** start of Task data **

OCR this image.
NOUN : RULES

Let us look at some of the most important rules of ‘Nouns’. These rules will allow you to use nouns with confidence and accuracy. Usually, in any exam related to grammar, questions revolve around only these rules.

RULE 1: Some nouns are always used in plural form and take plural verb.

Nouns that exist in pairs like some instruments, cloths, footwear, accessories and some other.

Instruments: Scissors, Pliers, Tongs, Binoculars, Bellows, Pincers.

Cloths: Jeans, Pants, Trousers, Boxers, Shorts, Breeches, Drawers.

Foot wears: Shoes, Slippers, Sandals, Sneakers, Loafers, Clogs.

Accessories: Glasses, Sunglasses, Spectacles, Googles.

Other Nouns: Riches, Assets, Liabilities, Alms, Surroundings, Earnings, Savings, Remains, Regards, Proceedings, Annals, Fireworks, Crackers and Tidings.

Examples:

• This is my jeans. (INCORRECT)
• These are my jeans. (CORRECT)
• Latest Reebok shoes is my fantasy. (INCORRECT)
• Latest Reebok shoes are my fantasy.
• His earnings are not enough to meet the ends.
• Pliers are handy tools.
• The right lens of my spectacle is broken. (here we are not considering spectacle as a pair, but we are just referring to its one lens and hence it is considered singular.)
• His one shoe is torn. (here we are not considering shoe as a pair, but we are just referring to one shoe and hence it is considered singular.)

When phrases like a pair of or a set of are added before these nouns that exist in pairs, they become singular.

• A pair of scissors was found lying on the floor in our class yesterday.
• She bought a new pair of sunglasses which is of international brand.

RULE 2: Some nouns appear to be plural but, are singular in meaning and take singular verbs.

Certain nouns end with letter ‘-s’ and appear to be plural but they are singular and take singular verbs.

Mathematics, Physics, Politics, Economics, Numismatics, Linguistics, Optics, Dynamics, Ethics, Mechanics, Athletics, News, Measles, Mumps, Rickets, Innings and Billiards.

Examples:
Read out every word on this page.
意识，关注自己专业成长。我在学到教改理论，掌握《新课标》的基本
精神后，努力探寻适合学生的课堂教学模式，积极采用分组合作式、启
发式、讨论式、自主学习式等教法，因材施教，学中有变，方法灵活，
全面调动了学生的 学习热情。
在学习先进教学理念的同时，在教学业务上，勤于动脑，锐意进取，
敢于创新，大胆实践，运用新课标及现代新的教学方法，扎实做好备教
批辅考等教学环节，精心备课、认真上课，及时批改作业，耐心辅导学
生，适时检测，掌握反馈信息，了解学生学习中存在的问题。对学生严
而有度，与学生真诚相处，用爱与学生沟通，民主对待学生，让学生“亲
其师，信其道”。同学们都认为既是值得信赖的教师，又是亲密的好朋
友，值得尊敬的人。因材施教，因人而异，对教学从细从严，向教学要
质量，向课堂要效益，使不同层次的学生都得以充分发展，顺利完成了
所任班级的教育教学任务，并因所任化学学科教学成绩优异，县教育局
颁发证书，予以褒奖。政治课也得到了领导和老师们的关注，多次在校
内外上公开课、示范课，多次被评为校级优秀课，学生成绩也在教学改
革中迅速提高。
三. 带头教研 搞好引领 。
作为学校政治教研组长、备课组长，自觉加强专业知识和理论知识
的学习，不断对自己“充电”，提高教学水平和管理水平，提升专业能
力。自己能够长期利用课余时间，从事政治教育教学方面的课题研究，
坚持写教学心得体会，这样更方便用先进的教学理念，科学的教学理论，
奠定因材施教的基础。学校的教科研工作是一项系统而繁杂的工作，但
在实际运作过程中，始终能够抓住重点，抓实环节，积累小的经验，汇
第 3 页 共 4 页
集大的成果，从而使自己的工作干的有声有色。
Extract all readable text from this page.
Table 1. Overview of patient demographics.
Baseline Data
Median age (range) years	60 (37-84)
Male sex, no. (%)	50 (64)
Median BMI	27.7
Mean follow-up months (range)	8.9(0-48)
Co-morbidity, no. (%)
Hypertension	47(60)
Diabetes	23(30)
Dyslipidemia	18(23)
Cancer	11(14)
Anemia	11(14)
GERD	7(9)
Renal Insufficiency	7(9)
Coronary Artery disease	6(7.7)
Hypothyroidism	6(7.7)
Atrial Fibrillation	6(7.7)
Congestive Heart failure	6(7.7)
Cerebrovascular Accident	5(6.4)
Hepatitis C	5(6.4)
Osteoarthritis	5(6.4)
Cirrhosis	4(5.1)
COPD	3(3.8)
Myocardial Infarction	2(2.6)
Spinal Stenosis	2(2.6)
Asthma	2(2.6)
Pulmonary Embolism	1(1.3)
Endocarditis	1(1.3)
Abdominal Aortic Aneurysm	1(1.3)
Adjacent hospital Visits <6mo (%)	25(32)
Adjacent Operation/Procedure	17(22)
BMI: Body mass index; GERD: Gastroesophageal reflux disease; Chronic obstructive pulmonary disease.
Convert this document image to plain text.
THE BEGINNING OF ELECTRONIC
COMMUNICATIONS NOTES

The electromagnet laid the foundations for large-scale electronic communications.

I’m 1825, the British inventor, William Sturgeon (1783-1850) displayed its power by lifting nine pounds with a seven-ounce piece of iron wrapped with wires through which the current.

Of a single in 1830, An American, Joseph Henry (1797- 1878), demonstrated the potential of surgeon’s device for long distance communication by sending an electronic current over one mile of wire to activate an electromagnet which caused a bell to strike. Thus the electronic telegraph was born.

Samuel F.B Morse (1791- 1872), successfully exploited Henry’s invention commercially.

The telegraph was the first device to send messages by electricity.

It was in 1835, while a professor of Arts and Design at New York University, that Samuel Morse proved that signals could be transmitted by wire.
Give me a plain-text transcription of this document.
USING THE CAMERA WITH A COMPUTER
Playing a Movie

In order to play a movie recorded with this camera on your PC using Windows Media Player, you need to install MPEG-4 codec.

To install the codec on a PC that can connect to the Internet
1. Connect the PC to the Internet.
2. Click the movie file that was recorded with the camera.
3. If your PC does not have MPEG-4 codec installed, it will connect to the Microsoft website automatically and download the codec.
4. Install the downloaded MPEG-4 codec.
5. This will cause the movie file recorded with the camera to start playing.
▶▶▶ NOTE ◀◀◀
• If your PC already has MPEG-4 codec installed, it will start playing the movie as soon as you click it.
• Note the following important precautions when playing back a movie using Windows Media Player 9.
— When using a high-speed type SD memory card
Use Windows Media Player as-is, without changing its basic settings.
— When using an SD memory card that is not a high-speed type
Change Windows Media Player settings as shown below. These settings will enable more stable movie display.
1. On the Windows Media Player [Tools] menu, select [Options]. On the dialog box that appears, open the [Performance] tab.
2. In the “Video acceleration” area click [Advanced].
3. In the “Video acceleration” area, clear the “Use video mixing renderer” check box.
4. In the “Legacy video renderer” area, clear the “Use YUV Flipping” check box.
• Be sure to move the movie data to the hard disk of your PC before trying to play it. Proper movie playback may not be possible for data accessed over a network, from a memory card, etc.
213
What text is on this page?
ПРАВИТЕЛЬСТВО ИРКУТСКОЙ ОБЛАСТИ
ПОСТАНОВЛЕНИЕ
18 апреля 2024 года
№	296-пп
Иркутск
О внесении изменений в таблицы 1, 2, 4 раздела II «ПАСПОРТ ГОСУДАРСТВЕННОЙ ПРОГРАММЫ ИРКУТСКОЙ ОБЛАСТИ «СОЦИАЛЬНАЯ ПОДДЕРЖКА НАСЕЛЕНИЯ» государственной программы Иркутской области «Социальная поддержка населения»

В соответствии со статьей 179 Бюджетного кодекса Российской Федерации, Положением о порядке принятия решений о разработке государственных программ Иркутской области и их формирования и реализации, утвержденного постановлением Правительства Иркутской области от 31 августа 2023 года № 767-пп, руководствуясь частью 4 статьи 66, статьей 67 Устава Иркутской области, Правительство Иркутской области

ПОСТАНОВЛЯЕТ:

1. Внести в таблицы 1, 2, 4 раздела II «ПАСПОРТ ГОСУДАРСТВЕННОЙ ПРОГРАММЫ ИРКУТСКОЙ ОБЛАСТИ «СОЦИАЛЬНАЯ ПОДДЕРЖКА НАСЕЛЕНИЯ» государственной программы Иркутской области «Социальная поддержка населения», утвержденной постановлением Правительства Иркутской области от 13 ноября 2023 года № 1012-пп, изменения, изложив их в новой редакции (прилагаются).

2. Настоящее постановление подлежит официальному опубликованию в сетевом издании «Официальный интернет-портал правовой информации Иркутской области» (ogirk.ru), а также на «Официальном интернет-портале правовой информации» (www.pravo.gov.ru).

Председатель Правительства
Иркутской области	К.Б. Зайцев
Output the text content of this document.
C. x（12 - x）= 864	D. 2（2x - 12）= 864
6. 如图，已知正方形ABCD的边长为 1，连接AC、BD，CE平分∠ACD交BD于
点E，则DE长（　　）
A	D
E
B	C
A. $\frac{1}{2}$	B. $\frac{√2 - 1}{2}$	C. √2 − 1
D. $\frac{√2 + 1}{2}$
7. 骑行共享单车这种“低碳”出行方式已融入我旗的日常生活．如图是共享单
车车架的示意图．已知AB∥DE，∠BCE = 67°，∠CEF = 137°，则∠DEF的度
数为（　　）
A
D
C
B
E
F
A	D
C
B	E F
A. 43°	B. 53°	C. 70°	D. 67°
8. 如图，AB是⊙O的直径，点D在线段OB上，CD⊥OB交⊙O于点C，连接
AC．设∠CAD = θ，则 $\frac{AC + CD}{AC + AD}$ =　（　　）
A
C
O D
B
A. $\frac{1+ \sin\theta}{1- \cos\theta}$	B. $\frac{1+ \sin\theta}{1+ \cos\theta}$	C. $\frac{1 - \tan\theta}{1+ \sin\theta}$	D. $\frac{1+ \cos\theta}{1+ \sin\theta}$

** end of Task data **

Task: Show every line where the string "telegraph" appears.

The solution:
Of a single in 1830, An American, Joseph Henry (1797- 1878), demonstrated the potential of surgeon’s device for long distance communication by sending an electronic current over one mile of wire to activate an electromagnet which caused a bell to strike. Thus the electronic telegraph was born.
The telegraph was the first device to send messages by electricity.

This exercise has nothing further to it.